— START —

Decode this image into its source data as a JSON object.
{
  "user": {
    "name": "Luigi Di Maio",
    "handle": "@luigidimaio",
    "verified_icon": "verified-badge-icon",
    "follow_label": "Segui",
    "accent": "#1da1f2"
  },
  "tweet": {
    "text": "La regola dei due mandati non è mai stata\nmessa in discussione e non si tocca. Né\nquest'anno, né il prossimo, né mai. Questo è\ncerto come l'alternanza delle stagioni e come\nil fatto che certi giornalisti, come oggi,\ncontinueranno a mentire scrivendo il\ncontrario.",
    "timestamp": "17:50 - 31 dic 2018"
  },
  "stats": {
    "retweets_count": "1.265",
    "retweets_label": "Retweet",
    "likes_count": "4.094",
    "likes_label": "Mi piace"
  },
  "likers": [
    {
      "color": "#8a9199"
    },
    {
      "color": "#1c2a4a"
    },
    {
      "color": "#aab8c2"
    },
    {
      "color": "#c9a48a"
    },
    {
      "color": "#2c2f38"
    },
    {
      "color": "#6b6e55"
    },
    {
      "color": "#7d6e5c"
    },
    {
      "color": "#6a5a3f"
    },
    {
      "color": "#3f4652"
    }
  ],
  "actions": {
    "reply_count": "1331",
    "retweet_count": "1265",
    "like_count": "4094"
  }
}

— END —

Which lines above contain "color"? Show each of them.

Result ▸
      "color": "#8a9199"
      "color": "#1c2a4a"
      "color": "#aab8c2"
      "color": "#c9a48a"
      "color": "#2c2f38"
      "color": "#6b6e55"
      "color": "#7d6e5c"
      "color": "#6a5a3f"
      "color": "#3f4652"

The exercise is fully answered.